→ **YOUR TASKS**:
- A) In the forum thread about Bizet's projected sequel to Carmen, rewrite the passage starting with "The opera was" and going on through "a terrible pun.", changing "Seville" to "Madrid".
- B) In the forum thread about Bizet's projected sequel to Carmen, what does Don Jose accuse the police of?
- C) Write the next part of the forum thread about Bizet's projected sequel to Carmen, picking up after its final line.

# Bizet's Projected Sequel To Carmen



## superhorn (Mar 23, 2010)

t's a little-known fact that Georges Bizet was plaaning o compose a sequel to Carmen shortly before his untimely death in 1875 . 
The opera was to deal with the prosecution of Don Jose for the murder of Carmen. Details of the scenario are sketchy, but there is one scene where Don Jose files a legal complaint after the Seville police have grilled him mercilessly . He accuses them of police brutality and failing to read him his rights.
The title of the sequel opera was to be - CARMEN MIRANDA !
Sorry I set you guys up for such a terrible pun. 








:lol: :lol: :lol: :lol:


----------



## MAuer (Feb 6, 2011)

superhorn said:


> t's a little-known fact that Georges Bizet was plaaning o compose a sequel to Carmen shortly before his untimely death in 1875 .

→ **ENTRIES PROVIDED**:
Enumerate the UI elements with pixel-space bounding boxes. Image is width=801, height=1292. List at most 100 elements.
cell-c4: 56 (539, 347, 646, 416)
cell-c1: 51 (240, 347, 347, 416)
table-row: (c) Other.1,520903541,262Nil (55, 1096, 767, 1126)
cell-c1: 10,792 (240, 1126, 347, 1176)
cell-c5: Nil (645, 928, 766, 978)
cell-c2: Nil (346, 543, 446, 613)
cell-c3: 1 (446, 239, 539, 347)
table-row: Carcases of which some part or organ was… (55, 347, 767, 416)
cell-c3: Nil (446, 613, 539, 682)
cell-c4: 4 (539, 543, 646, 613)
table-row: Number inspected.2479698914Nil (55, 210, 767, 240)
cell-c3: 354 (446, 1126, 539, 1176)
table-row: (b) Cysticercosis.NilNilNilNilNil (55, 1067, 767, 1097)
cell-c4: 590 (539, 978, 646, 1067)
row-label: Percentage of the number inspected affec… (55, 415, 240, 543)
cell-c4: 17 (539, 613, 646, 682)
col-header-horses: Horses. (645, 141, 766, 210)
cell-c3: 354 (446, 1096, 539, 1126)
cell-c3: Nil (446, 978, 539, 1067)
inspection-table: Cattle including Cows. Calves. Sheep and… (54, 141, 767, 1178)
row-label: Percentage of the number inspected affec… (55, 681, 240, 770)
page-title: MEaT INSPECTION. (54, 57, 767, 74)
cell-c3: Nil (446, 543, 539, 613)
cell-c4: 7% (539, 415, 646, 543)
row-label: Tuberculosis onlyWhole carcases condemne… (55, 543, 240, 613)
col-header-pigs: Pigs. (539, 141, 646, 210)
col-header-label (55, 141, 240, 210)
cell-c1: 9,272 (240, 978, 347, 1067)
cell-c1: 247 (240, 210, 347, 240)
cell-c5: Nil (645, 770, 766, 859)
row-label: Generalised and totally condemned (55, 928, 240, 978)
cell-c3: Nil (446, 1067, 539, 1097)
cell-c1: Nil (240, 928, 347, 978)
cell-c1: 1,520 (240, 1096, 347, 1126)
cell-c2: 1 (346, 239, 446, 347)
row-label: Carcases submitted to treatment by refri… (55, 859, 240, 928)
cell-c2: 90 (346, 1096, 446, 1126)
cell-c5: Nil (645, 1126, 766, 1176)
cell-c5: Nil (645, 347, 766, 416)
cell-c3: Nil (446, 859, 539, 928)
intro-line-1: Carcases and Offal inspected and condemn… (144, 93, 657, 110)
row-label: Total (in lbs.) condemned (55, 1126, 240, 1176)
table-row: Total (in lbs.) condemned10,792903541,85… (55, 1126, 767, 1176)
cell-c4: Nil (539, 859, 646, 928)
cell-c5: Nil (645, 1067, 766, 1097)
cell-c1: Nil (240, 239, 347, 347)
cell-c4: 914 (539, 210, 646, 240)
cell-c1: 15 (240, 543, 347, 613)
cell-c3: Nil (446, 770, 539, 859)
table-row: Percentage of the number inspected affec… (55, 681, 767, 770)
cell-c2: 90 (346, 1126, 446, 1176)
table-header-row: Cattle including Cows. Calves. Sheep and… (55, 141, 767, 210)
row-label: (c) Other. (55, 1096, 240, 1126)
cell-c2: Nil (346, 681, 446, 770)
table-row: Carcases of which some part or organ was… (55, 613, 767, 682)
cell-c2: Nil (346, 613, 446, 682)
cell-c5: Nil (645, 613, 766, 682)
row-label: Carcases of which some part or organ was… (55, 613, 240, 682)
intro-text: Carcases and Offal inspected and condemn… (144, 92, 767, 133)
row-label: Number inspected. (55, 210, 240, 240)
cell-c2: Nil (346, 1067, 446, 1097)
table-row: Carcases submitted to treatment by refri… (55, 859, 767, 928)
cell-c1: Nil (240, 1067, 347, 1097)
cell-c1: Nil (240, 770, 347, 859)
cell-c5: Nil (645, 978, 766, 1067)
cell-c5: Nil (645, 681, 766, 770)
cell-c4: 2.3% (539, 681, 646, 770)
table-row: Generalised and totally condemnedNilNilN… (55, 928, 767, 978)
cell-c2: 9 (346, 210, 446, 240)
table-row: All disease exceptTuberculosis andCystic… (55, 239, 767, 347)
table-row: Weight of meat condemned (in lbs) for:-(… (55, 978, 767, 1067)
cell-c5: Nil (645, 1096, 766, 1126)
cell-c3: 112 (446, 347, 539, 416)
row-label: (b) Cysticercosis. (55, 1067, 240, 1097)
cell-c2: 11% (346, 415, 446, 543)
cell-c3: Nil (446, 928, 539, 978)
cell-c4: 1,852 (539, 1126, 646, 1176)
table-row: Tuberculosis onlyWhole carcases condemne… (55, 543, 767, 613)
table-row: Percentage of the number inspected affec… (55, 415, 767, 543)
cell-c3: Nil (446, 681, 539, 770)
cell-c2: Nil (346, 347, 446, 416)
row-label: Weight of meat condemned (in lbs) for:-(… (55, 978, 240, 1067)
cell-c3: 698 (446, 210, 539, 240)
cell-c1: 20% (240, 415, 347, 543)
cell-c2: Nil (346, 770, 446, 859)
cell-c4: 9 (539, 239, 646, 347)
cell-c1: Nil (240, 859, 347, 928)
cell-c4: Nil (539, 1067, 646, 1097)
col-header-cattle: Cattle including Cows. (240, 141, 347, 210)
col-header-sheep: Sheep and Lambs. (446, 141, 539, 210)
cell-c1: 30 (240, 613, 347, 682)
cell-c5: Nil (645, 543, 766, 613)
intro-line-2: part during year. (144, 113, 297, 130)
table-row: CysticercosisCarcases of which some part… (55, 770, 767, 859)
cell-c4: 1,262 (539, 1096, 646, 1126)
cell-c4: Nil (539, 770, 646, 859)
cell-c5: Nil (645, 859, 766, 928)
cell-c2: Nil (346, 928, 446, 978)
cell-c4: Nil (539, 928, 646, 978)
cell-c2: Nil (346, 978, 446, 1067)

→ **FINAL RESULTS**:
- A)
The opera was to deal with the prosecution of Don Jose for the murder of Carmen. Details of the scenario are sketchy, but there is one scene where Don Jose files a legal complaint after the Madrid police have grilled him mercilessly . He accuses them of police brutality and failing to read him his rights.
The title of the sequel opera was to be - CARMEN MIRANDA !
Sorry I set you guys up for such a terrible pun.

- B) Police brutality and failing to read him his rights.

- C)
> The opera was to deal with the prosecution of Don Jose for the murder of Carmen. Details of the scenario are sketchy, but there is one scene where Don Jose files a legal complaint after the Seville police have grilled him mercilessly . He accuses them of police brutality and failing to read him his rights.
> The title of the sequel opera was to be - CARMEN MIRANDA !
> Sorry I set you guys up for such a terrible pun.
> ...


Poor José obviously didn't realize that, in Spain, he didn't have any "Miranda" rights.


----------



## Sid James (Feb 7, 2009)

superhorn said:


> ...Don Jose files a legal complaint after the Seville police have grilled him mercilessly . He accuses them of police brutality and failing to read him his rights...


Sounds exactly like some story Nono or Henze, those very political Communist guys, would have based an opera on!

You had me there for a second, you really did...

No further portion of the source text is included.